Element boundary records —

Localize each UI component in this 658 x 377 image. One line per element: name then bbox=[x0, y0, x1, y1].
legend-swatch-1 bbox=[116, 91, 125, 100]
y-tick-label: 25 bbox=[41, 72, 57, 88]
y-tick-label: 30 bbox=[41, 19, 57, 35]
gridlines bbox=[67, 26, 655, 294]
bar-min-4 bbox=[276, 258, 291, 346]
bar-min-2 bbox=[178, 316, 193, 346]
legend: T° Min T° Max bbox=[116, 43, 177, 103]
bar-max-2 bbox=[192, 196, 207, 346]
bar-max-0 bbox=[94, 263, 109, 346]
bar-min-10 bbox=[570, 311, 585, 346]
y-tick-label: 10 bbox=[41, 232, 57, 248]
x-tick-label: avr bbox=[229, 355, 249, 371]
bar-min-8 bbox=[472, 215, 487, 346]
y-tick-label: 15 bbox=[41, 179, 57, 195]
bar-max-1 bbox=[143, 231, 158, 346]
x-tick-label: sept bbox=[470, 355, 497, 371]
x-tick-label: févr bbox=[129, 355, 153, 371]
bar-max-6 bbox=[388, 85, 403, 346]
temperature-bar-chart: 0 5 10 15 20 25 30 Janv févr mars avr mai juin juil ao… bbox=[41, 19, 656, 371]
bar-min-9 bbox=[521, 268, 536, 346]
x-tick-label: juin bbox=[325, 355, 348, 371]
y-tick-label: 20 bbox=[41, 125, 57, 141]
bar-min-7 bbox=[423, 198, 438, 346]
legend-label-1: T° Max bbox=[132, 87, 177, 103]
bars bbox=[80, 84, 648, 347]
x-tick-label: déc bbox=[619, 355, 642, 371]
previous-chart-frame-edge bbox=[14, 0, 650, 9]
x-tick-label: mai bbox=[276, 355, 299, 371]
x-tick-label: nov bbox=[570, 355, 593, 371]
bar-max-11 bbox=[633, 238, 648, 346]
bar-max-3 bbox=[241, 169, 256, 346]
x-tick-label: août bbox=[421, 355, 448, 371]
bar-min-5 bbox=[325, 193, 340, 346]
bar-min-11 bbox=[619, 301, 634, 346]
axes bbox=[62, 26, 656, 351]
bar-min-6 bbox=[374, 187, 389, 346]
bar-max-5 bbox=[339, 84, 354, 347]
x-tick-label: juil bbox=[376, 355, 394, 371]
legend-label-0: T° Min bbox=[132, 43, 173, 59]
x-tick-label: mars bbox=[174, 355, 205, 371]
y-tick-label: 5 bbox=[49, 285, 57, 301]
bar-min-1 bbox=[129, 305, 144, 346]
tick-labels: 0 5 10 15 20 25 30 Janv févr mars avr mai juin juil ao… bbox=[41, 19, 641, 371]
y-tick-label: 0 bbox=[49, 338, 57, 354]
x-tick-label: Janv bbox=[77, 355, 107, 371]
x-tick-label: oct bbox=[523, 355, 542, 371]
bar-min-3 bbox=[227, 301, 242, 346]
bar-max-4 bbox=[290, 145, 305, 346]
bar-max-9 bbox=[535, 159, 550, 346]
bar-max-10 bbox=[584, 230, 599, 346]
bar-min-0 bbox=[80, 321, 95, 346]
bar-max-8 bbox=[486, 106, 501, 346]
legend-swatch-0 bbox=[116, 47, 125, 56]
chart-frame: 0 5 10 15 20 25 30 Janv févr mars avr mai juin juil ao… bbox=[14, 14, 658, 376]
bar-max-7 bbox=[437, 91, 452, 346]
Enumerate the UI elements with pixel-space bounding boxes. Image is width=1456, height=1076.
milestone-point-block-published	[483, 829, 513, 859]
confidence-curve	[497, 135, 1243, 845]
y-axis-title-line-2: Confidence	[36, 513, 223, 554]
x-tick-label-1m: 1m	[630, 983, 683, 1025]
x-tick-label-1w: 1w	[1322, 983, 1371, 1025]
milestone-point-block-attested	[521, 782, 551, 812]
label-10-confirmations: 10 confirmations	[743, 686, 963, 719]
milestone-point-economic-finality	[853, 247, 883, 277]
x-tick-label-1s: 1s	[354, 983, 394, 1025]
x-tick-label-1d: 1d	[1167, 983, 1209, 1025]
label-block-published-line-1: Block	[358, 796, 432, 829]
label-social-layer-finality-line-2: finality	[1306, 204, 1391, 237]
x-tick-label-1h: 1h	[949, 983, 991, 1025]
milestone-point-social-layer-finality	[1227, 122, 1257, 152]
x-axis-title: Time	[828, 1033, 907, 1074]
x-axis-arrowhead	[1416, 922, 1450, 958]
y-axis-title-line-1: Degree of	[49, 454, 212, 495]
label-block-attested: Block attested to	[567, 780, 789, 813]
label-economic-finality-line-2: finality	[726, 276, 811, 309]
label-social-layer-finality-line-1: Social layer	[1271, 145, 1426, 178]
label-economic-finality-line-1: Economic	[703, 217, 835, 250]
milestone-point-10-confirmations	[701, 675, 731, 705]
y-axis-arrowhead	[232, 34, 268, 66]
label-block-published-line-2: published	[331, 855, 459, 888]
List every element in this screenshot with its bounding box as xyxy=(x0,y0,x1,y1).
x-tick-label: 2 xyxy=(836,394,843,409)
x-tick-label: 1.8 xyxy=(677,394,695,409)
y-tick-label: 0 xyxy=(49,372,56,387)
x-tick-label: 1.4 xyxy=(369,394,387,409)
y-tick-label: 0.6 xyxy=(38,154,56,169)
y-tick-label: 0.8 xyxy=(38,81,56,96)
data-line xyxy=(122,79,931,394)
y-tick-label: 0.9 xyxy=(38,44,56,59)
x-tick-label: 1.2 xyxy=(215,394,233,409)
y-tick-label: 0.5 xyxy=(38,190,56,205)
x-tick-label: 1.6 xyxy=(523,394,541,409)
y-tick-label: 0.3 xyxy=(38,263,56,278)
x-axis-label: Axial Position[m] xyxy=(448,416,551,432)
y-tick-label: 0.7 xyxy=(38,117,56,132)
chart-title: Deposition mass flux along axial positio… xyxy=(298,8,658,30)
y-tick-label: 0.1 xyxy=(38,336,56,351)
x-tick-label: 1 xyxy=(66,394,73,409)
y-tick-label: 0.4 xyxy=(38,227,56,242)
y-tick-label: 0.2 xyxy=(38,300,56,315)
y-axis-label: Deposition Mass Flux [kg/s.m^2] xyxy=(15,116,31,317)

Prompt — Copy each of the records above line for line, with no changes.

Complete answer —
Localize each UI component in this 658 x 377 image. One line per element: name then bbox=[x0, y0, x1, y1].
legend-swatch-1 bbox=[116, 91, 125, 100]
y-tick-label: 25 bbox=[41, 72, 57, 88]
y-tick-label: 30 bbox=[41, 19, 57, 35]
gridlines bbox=[67, 26, 655, 294]
bar-min-4 bbox=[276, 258, 291, 346]
bar-min-2 bbox=[178, 316, 193, 346]
legend: T° Min T° Max bbox=[116, 43, 177, 103]
bar-max-2 bbox=[192, 196, 207, 346]
bar-max-0 bbox=[94, 263, 109, 346]
bar-min-10 bbox=[570, 311, 585, 346]
y-tick-label: 10 bbox=[41, 232, 57, 248]
x-tick-label: avr bbox=[229, 355, 249, 371]
bar-min-8 bbox=[472, 215, 487, 346]
y-tick-label: 15 bbox=[41, 179, 57, 195]
bar-max-1 bbox=[143, 231, 158, 346]
x-tick-label: sept bbox=[470, 355, 497, 371]
x-tick-label: févr bbox=[129, 355, 153, 371]
bar-max-6 bbox=[388, 85, 403, 346]
temperature-bar-chart: 0 5 10 15 20 25 30 Janv févr mars avr mai juin juil ao… bbox=[41, 19, 656, 371]
bar-min-9 bbox=[521, 268, 536, 346]
x-tick-label: juin bbox=[325, 355, 348, 371]
y-tick-label: 20 bbox=[41, 125, 57, 141]
bar-min-7 bbox=[423, 198, 438, 346]
legend-label-1: T° Max bbox=[132, 87, 177, 103]
bars bbox=[80, 84, 648, 347]
x-tick-label: déc bbox=[619, 355, 642, 371]
previous-chart-frame-edge bbox=[14, 0, 650, 9]
x-tick-label: mai bbox=[276, 355, 299, 371]
x-tick-label: nov bbox=[570, 355, 593, 371]
bar-max-11 bbox=[633, 238, 648, 346]
bar-max-3 bbox=[241, 169, 256, 346]
x-tick-label: août bbox=[421, 355, 448, 371]
bar-min-5 bbox=[325, 193, 340, 346]
bar-min-11 bbox=[619, 301, 634, 346]
axes bbox=[62, 26, 656, 351]
bar-min-6 bbox=[374, 187, 389, 346]
bar-max-5 bbox=[339, 84, 354, 347]
x-tick-label: juil bbox=[376, 355, 394, 371]
legend-label-0: T° Min bbox=[132, 43, 173, 59]
x-tick-label: mars bbox=[174, 355, 205, 371]
y-tick-label: 5 bbox=[49, 285, 57, 301]
bar-min-1 bbox=[129, 305, 144, 346]
tick-labels: 0 5 10 15 20 25 30 Janv févr mars avr mai juin juil ao… bbox=[41, 19, 641, 371]
y-tick-label: 0 bbox=[49, 338, 57, 354]
x-tick-label: Janv bbox=[77, 355, 107, 371]
x-tick-label: oct bbox=[523, 355, 542, 371]
bar-min-3 bbox=[227, 301, 242, 346]
bar-max-4 bbox=[290, 145, 305, 346]
bar-max-9 bbox=[535, 159, 550, 346]
bar-max-10 bbox=[584, 230, 599, 346]
bar-min-0 bbox=[80, 321, 95, 346]
bar-max-8 bbox=[486, 106, 501, 346]
legend-swatch-0 bbox=[116, 47, 125, 56]
chart-frame: 0 5 10 15 20 25 30 Janv févr mars avr mai juin juil ao… bbox=[14, 14, 658, 376]
bar-max-7 bbox=[437, 91, 452, 346]
Enumerate the UI elements with pixel-space bounding boxes. Image is width=1456, height=1076.
milestone-point-block-published	[483, 829, 513, 859]
confidence-curve	[497, 135, 1243, 845]
y-axis-title-line-2: Confidence	[36, 513, 223, 554]
x-tick-label-1m: 1m	[630, 983, 683, 1025]
x-tick-label-1w: 1w	[1322, 983, 1371, 1025]
milestone-point-block-attested	[521, 782, 551, 812]
label-10-confirmations: 10 confirmations	[743, 686, 963, 719]
milestone-point-economic-finality	[853, 247, 883, 277]
x-tick-label-1s: 1s	[354, 983, 394, 1025]
x-tick-label-1d: 1d	[1167, 983, 1209, 1025]
label-block-published-line-1: Block	[358, 796, 432, 829]
label-social-layer-finality-line-2: finality	[1306, 204, 1391, 237]
x-tick-label-1h: 1h	[949, 983, 991, 1025]
milestone-point-social-layer-finality	[1227, 122, 1257, 152]
x-axis-title: Time	[828, 1033, 907, 1074]
x-axis-arrowhead	[1416, 922, 1450, 958]
y-axis-title-line-1: Degree of	[49, 454, 212, 495]
label-block-attested: Block attested to	[567, 780, 789, 813]
label-economic-finality-line-2: finality	[726, 276, 811, 309]
label-social-layer-finality-line-1: Social layer	[1271, 145, 1426, 178]
label-economic-finality-line-1: Economic	[703, 217, 835, 250]
milestone-point-10-confirmations	[701, 675, 731, 705]
y-axis-arrowhead	[232, 34, 268, 66]
label-block-published-line-2: published	[331, 855, 459, 888]
List every element in this screenshot with its bounding box as xyxy=(x0,y0,x1,y1).
x-tick-label: 2 xyxy=(836,394,843,409)
x-tick-label: 1.8 xyxy=(677,394,695,409)
y-tick-label: 0 xyxy=(49,372,56,387)
x-tick-label: 1.4 xyxy=(369,394,387,409)
y-tick-label: 0.6 xyxy=(38,154,56,169)
y-tick-label: 0.8 xyxy=(38,81,56,96)
data-line xyxy=(122,79,931,394)
y-tick-label: 0.9 xyxy=(38,44,56,59)
x-tick-label: 1.2 xyxy=(215,394,233,409)
y-tick-label: 0.5 xyxy=(38,190,56,205)
x-tick-label: 1.6 xyxy=(523,394,541,409)
y-tick-label: 0.3 xyxy=(38,263,56,278)
x-axis-label: Axial Position[m] xyxy=(448,416,551,432)
y-tick-label: 0.7 xyxy=(38,117,56,132)
chart-title: Deposition mass flux along axial positio… xyxy=(298,8,658,30)
y-tick-label: 0.1 xyxy=(38,336,56,351)
x-tick-label: 1 xyxy=(66,394,73,409)
y-tick-label: 0.4 xyxy=(38,227,56,242)
y-tick-label: 0.2 xyxy=(38,300,56,315)
y-axis-label: Deposition Mass Flux [kg/s.m^2] xyxy=(15,116,31,317)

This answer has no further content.